■ Exercise goal: Look through the data below. Collect every line where the word "Guardado" occurs.
+ + +
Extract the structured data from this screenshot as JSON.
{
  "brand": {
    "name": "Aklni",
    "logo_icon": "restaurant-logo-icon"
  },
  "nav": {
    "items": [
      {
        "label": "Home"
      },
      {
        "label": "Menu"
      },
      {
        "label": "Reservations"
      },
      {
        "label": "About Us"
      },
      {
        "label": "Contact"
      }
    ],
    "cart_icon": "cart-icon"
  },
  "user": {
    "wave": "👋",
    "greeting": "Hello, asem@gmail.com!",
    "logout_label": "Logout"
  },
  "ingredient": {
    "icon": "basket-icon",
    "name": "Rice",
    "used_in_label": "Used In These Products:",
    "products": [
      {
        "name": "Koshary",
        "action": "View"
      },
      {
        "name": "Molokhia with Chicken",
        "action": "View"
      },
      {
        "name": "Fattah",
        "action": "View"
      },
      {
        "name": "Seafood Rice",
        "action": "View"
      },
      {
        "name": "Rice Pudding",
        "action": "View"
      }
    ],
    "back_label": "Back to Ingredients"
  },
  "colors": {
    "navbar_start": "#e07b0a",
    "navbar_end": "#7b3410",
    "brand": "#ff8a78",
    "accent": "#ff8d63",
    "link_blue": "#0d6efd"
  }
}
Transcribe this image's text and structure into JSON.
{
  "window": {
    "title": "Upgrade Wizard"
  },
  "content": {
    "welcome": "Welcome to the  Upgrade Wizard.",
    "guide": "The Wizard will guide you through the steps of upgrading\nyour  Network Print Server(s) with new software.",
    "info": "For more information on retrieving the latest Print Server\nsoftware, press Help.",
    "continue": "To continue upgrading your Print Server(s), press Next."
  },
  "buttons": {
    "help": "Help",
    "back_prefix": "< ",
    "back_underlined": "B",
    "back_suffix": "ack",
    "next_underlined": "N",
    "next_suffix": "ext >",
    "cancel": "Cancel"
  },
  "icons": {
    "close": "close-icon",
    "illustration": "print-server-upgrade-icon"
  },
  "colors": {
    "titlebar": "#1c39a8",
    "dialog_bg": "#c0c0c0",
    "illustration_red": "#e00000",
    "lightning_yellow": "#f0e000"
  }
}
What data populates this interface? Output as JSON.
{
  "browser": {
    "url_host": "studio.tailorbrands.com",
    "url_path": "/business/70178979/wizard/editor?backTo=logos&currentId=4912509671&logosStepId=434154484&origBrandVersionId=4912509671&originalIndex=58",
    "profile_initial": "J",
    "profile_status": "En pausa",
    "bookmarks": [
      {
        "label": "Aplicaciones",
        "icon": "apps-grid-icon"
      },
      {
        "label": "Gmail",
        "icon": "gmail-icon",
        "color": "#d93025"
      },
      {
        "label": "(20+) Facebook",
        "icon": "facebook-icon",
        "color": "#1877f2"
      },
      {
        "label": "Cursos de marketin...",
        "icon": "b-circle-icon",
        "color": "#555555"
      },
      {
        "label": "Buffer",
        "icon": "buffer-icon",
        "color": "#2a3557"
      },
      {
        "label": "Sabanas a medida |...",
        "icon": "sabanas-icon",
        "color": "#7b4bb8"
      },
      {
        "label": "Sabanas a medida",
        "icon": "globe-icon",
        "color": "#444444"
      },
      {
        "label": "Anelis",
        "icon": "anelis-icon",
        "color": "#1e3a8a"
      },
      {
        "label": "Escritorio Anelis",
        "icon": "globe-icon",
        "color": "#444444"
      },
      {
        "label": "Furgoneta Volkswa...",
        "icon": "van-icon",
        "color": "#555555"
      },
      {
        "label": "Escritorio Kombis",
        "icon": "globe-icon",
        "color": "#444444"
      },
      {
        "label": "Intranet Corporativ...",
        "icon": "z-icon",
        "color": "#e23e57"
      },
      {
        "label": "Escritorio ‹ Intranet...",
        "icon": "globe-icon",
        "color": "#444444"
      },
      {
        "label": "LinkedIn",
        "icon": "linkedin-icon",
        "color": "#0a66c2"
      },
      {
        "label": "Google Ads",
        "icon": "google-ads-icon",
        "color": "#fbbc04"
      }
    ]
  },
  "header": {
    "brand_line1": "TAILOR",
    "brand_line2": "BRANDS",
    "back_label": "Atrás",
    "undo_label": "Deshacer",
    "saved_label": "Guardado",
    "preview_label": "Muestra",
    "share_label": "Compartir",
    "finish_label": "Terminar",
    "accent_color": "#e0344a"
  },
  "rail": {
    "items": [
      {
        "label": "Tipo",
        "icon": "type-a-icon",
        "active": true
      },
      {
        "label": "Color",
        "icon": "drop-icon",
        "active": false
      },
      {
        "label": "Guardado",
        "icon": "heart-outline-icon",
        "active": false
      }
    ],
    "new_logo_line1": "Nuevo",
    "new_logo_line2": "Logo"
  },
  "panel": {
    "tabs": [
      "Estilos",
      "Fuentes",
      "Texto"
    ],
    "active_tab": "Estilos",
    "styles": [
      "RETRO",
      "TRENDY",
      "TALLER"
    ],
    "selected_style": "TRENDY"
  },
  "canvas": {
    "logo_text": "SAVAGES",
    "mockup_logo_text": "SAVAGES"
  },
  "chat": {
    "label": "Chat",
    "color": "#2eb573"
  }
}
+ + +
■ Finished answer:
    "saved_label": "Guardado",
        "label": "Guardado",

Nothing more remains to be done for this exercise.